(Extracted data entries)
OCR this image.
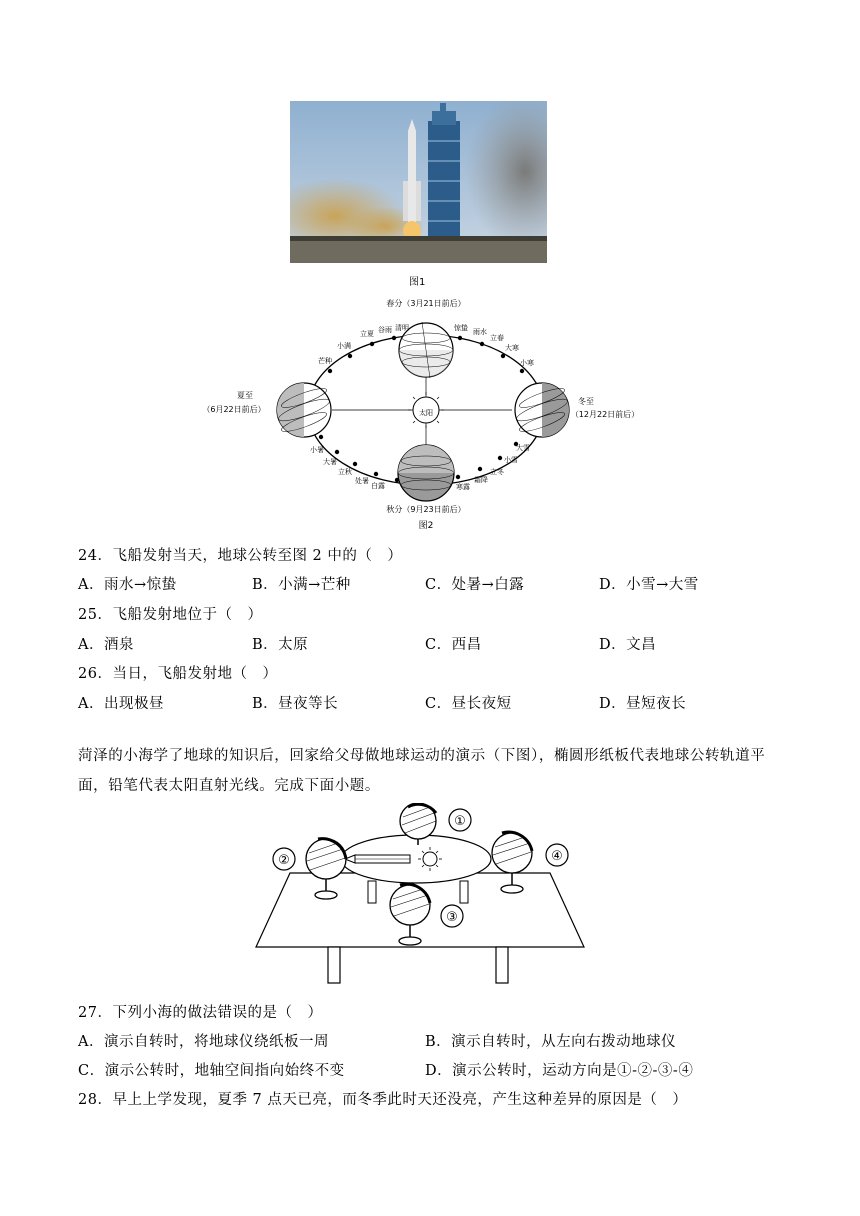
图1
立夏 谷雨 清明
小满
芒种
惊蛰 雨水
立春
大寒
小寒
小暑
大暑
立秋
处暑
白露	寒露
霜降
立冬
小雪
大雪
太阳
春分（3月21日前后）
夏至
（6月22日前后）
冬至
（12月22日前后）
秋分（9月23日前后）
图2
24．飞船发射当天，地球公转至图 2 中的（　）
A．雨水→惊蛰	B．小满→芒种	C．处暑→白露	D．小雪→大雪
25．飞船发射地位于（　）
A．酒泉	B．太原	C．西昌	D．文昌
26．当日，飞船发射地（　）
A．出现极昼	B．昼夜等长	C．昼长夜短	D．昼短夜长
菏泽的小海学了地球的知识后，回家给父母做地球运动的演示（下图），椭圆形纸板代表地球公转轨道平面，铅笔代表太阳直射光线。完成下面小题。
①
②
③
④
27．下列小海的做法错误的是（　）
A．演示自转时，将地球仪绕纸板一周	B．演示自转时，从左向右拨动地球仪
C．演示公转时，地轴空间指向始终不变	D．演示公转时，运动方向是①-②-③-④
28．早上上学发现，夏季 7 点天已亮，而冬季此时天还没亮，产生这种差异的原因是（　）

Exercise goal =>
Pictures appear in the records above. Output everything except them, exactly.

Expected output =>
OCR this image.
图1
立夏 谷雨 清明
小满
芒种
惊蛰 雨水
立春
大寒
小寒
小暑
大暑
立秋
处暑
白露	寒露
霜降
立冬
小雪
大雪
太阳
春分（3月21日前后）
夏至
（6月22日前后）
冬至
（12月22日前后）
秋分（9月23日前后）
图2
24．飞船发射当天，地球公转至图 2 中的（　）
A．雨水→惊蛰	B．小满→芒种	C．处暑→白露	D．小雪→大雪
25．飞船发射地位于（　）
A．酒泉	B．太原	C．西昌	D．文昌
26．当日，飞船发射地（　）
A．出现极昼	B．昼夜等长	C．昼长夜短	D．昼短夜长
菏泽的小海学了地球的知识后，回家给父母做地球运动的演示（下图），椭圆形纸板代表地球公转轨道平面，铅笔代表太阳直射光线。完成下面小题。
①
②
③
④
27．下列小海的做法错误的是（　）
A．演示自转时，将地球仪绕纸板一周	B．演示自转时，从左向右拨动地球仪
C．演示公转时，地轴空间指向始终不变	D．演示公转时，运动方向是①-②-③-④
28．早上上学发现，夏季 7 点天已亮，而冬季此时天还没亮，产生这种差异的原因是（　）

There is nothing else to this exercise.